● SOURCE RECORDS
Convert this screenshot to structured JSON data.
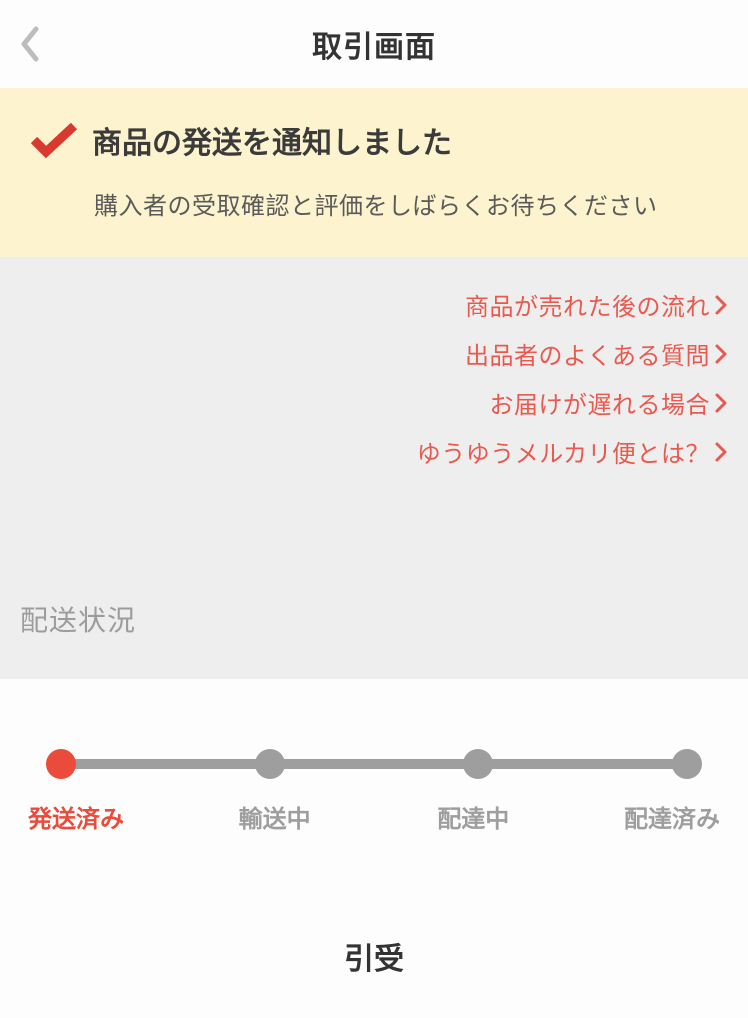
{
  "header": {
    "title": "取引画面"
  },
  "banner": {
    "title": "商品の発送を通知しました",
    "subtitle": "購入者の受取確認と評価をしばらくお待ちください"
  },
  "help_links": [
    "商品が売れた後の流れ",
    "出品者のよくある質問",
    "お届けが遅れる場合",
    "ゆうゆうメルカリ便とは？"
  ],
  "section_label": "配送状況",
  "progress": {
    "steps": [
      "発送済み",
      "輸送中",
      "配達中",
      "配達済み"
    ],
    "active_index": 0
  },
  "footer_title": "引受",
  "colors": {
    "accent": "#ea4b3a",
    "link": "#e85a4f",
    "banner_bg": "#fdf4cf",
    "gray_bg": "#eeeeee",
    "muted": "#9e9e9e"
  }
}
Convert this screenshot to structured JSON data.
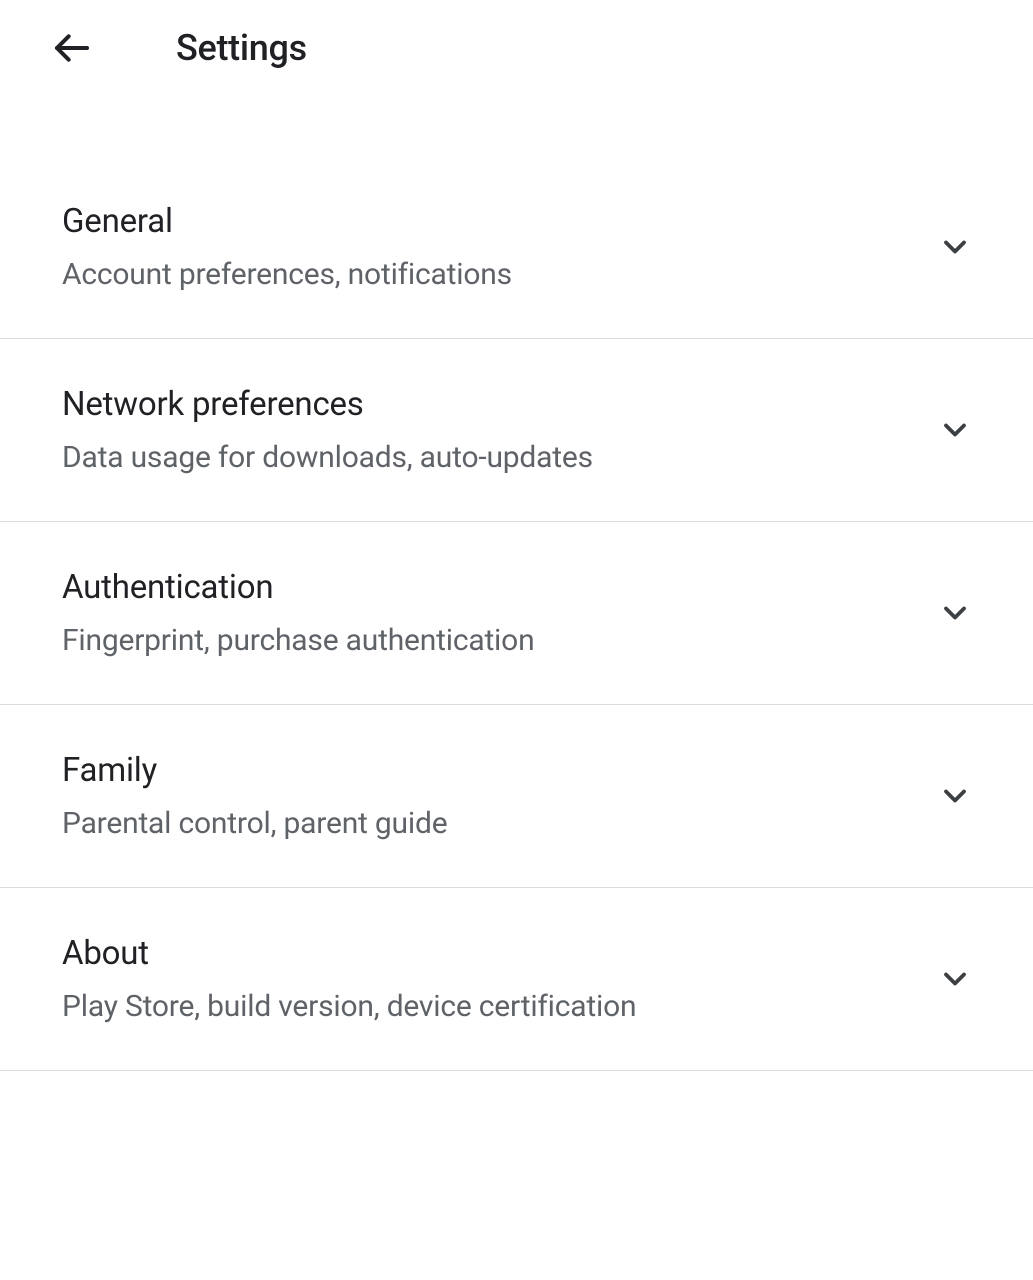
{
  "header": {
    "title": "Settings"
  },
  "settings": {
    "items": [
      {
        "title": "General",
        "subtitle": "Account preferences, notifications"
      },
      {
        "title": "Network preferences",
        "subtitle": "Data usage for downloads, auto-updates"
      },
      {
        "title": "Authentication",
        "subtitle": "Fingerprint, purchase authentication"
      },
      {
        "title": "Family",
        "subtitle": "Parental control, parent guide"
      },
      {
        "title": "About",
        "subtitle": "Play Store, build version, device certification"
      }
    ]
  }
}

● REQUIREMENTS
Copy each line of the records precisely and drop any images they hold.

● RESPONSE TO THE EXERCISE
Convert this screenshot to structured JSON data.
{
  "header": {
    "title": "取引画面"
  },
  "banner": {
    "title": "商品の発送を通知しました",
    "subtitle": "購入者の受取確認と評価をしばらくお待ちください"
  },
  "help_links": [
    "商品が売れた後の流れ",
    "出品者のよくある質問",
    "お届けが遅れる場合",
    "ゆうゆうメルカリ便とは？"
  ],
  "section_label": "配送状況",
  "progress": {
    "steps": [
      "発送済み",
      "輸送中",
      "配達中",
      "配達済み"
    ],
    "active_index": 0
  },
  "footer_title": "引受",
  "colors": {
    "accent": "#ea4b3a",
    "link": "#e85a4f",
    "banner_bg": "#fdf4cf",
    "gray_bg": "#eeeeee",
    "muted": "#9e9e9e"
  }
}
Convert this screenshot to structured JSON data.
{
  "header": {
    "title": "Settings"
  },
  "settings": {
    "items": [
      {
        "title": "General",
        "subtitle": "Account preferences, notifications"
      },
      {
        "title": "Network preferences",
        "subtitle": "Data usage for downloads, auto-updates"
      },
      {
        "title": "Authentication",
        "subtitle": "Fingerprint, purchase authentication"
      },
      {
        "title": "Family",
        "subtitle": "Parental control, parent guide"
      },
      {
        "title": "About",
        "subtitle": "Play Store, build version, device certification"
      }
    ]
  }
}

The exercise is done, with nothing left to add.